> _Exercise aim_
Reproduce the part of the Form 8821 article that opens with the words containing "As IRS post-filing" and closes with "up 290 percent.", renaming "Mail audits" to "Correspondence audits".

As IRS post-filing compliance initiatives and notices continue to increase, improve service and efficiency in your tax practice with IRS Form 8821.

December 8, 2011
Sponsored by Beyond415
by Jim Buttonow, CPA.CITP

With tax season quickly approaching, most tax practitioners are focused on providing tax preparation services for their clients. Clients expect you to get their tax returns right each year, and they don’t expect to have problems after filing. But compared to 10 years ago, that picture is changing, as all major areas of Internal Revenue Service (IRS) post-filing compliance are up.

  • Mail audits are up 143 percent.
  • Office and field audits are up 65 percent.
  • Underreporter inquiries are up 290 percent.
  • New unpaid balance accounts are up 85 percent.

With the IRS sending more than 201 million notices a year to 156 million individual and business taxpayers, the likelihood of IRS interaction after you file your client’s return is high. In fact, compared to 2001, it is up more than 570 percent.

The IRS notice represents a potentially tenuous practitioner-client interaction, and tax professionals face a complex problem:

  • Notices come all year long, not just during tax season.
  • Often, clients receive a notice but don’t tell you about it.
  • There are more than a thousand IRS notices, and your firm may not regularly address many of them.
  • No one wants to lose a good client, and now it is more likely that your good clients are getting notices.

Given the increase of compliance by notice, it’s time for practitioners to change the way they serve their clients. This represents an opportunity to strengthen client relationships and solidify yourself as your clients’ year-round trusted tax advisor.

Here’s how:

  • Educate your clients on current and future IRS compliance trends: more notices.
  • Remind your clients that there is a large budget deficit — and the IRS can only get 84 percent of what it is due — amounting to at least $345 billion a year.
  • Inform your clients that notices are the most likely way the IRS will interact with them.
  • Be prepared. Receive a copy of the notice and have the authority to call the IRS on your client’s behalf with IRS Form 8821.

IRS Form 8821, Tax Information Authorization, allows you to receive copies of your client’s IRS correspondence, including all IRS notices and letters, at the same time your client receives them.

With Form 8821:

  • Check box 5a for you or your firm to get copied on client notices.
  • All you need is a signature from your client, and it’s a free service from the IRS.
  • You can get authorization for any prior year or form, and for three future years.
  • You can reassure your clients that you have them covered all year long.

When you receive the notice at the same time your client does, you’ll have more time to resolve the issue and avoid premature assessments, erroneous IRS actions and the resulting second and third notices.

Avoiding the second and third notice is key. Receiving subsequent notices is largely due to IRS processing delays. The IRS processes post-filing mail on time in only 19 percent of accounts management cases. Receiving the notice well before the deadline helps you complete all of the details necessary to resolve the issue on the first response. It also alleviates client concerns about how you’re working with the IRS.

Receiving client notices with Form 8821 also allows you more time to scope the engagement, including billing. A recent independent study of accounting firms found that firms spend, on average, 67 days a year on post-filing activity — but they can bill for only 28 percent of this time. Scoping the work involved is important. If notices are delayed, you’re more likely to be rushed and not formalize the engagement. This can lead to hours of unexpected, unbillable time.

> _Data excerpt_

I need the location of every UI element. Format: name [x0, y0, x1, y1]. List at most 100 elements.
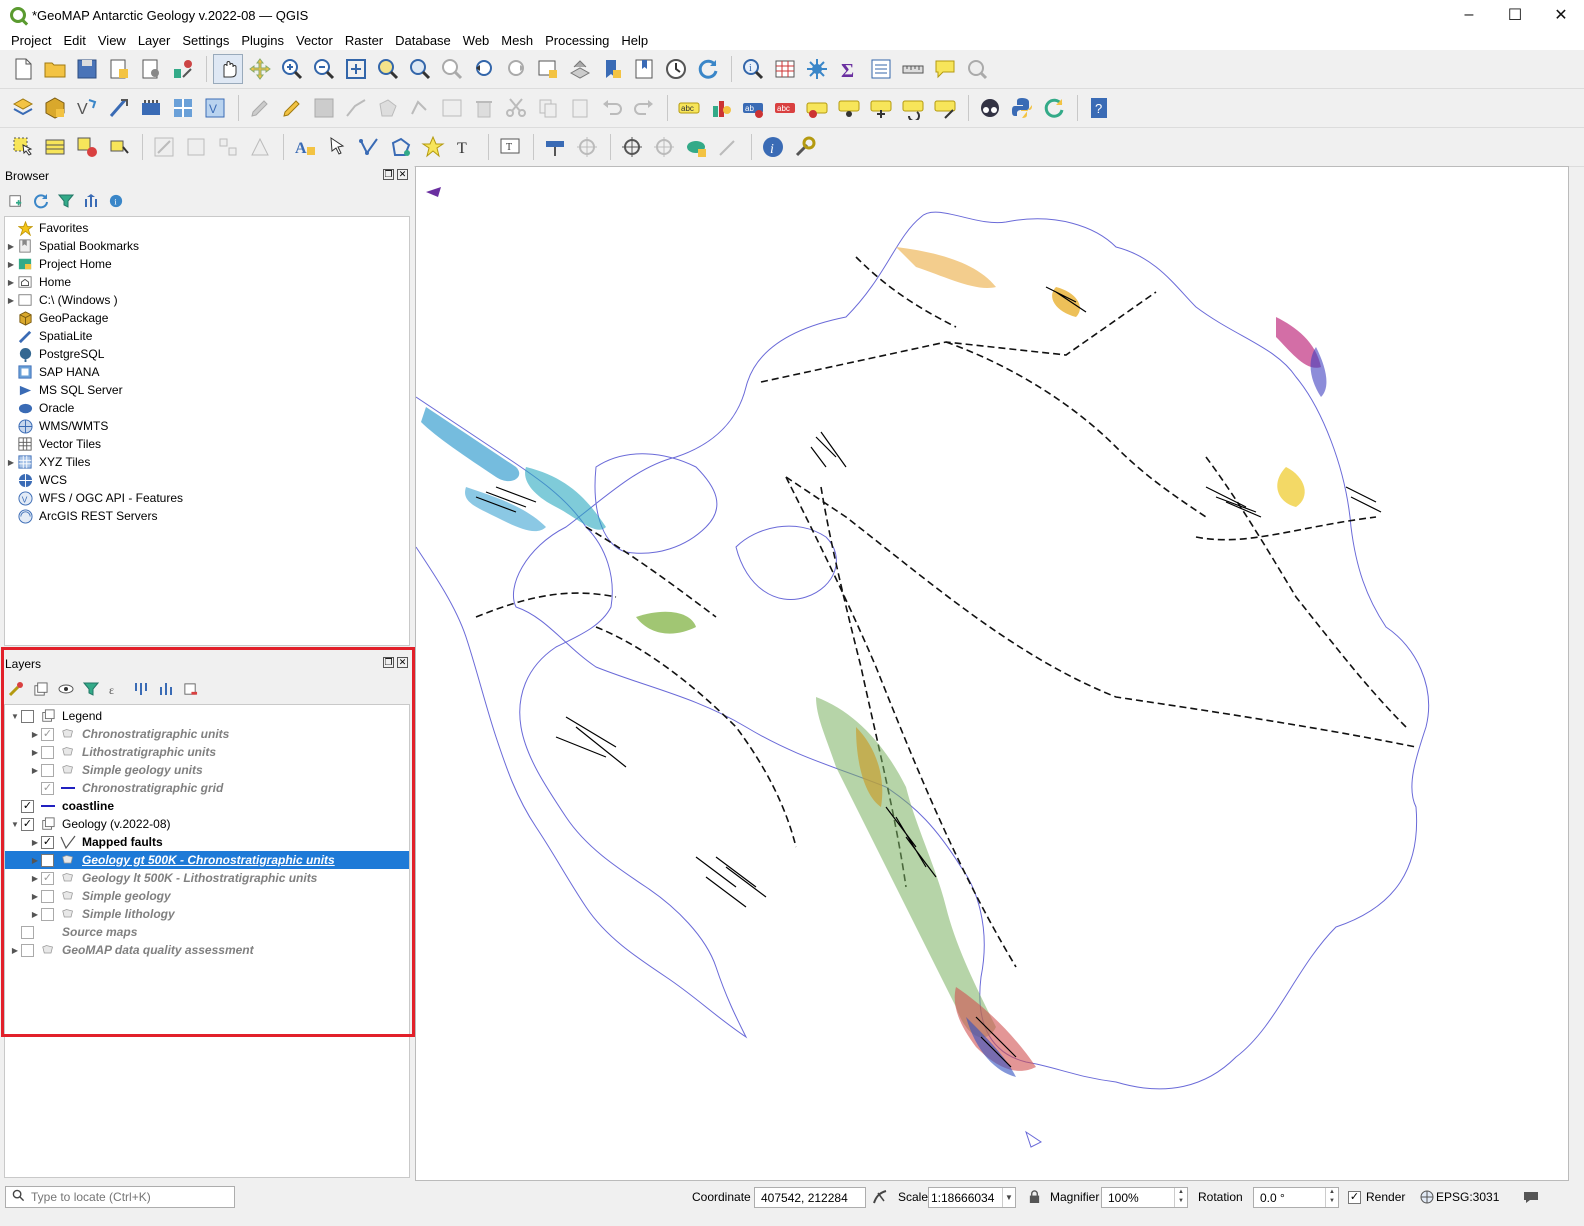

> _Full answer_
As IRS post-filing compliance initiatives and notices continue to increase, improve service and efficiency in your tax practice with IRS Form 8821.

December 8, 2011
Sponsored by Beyond415
by Jim Buttonow, CPA.CITP

With tax season quickly approaching, most tax practitioners are focused on providing tax preparation services for their clients. Clients expect you to get their tax returns right each year, and they don’t expect to have problems after filing. But compared to 10 years ago, that picture is changing, as all major areas of Internal Revenue Service (IRS) post-filing compliance are up.

  • Correspondence audits are up 143 percent.
  • Office and field audits are up 65 percent.
  • Underreporter inquiries are up 290 percent.